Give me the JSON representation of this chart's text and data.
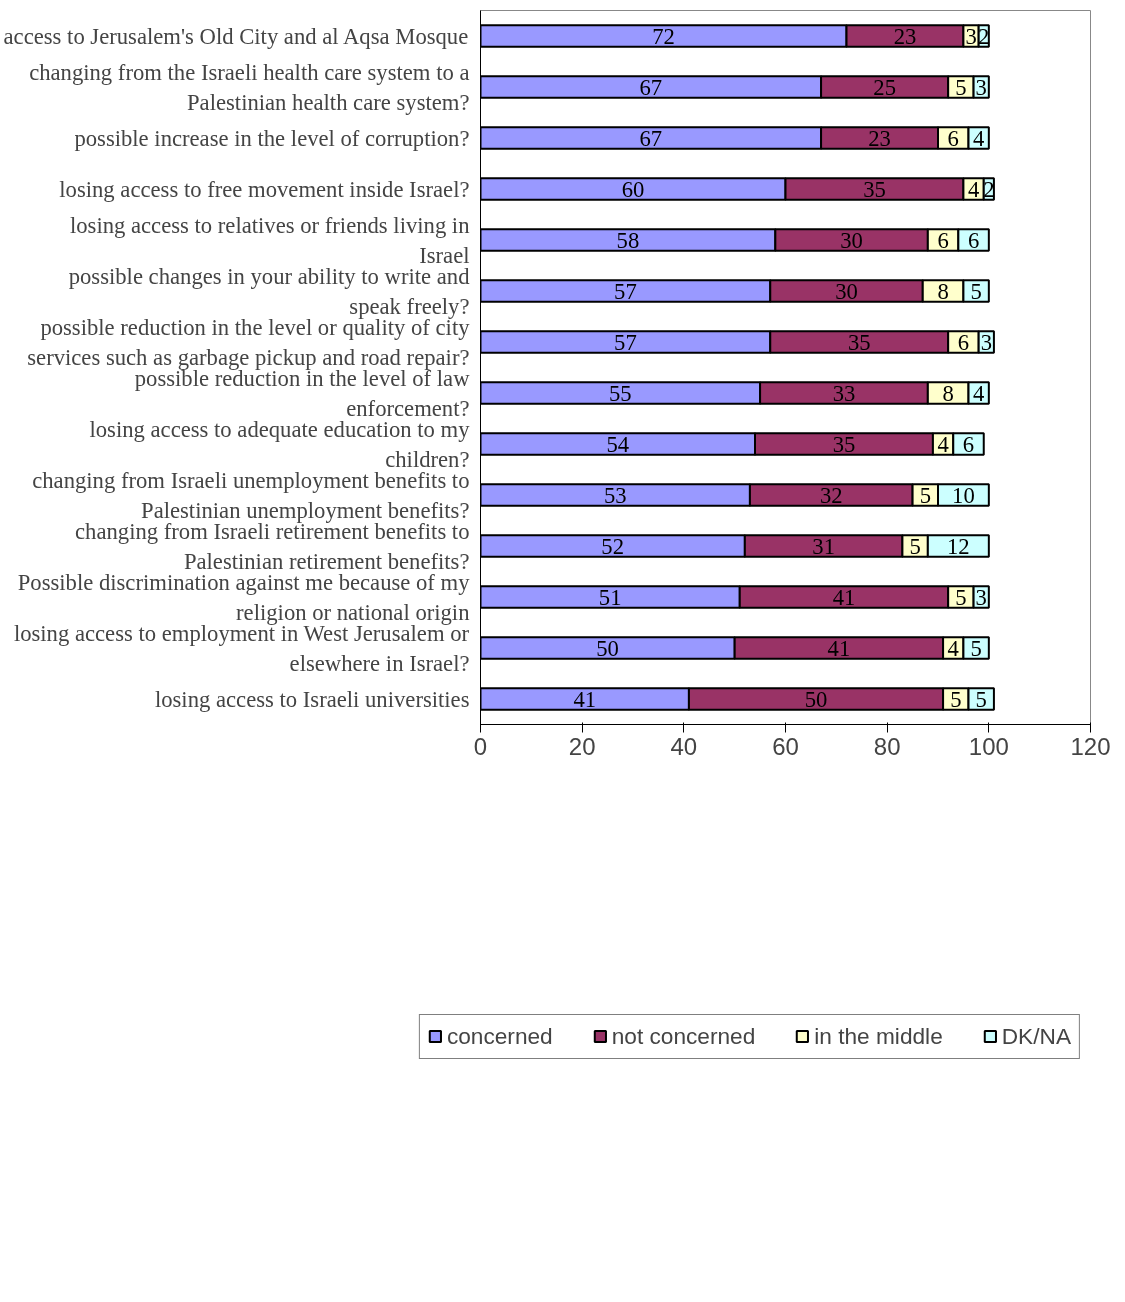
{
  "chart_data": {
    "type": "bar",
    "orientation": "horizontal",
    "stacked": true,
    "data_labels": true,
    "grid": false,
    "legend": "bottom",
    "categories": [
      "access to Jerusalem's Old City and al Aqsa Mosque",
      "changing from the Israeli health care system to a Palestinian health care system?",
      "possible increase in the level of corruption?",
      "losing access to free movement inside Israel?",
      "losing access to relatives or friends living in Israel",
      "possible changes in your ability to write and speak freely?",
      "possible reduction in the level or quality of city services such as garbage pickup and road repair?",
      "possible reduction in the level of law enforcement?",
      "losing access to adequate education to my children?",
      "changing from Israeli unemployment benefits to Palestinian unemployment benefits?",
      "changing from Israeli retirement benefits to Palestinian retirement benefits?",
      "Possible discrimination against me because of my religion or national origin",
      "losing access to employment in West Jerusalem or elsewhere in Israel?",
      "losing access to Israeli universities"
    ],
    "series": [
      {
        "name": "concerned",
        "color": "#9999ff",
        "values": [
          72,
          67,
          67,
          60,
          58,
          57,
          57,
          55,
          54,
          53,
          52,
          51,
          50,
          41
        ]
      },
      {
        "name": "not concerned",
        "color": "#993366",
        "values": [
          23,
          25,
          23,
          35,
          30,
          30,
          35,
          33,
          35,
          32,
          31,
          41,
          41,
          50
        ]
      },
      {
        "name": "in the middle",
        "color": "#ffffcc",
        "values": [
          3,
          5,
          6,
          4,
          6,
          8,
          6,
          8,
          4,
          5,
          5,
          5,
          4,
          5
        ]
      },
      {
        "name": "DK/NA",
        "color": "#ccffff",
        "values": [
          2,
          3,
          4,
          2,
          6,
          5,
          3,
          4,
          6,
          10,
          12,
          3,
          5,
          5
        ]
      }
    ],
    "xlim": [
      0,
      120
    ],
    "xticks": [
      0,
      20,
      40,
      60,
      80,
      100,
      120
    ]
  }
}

◆ **Work to complete**
Looking at the material above, count the lines containing the string "losing" and reply with the count alone.

◆ **Full solution**
5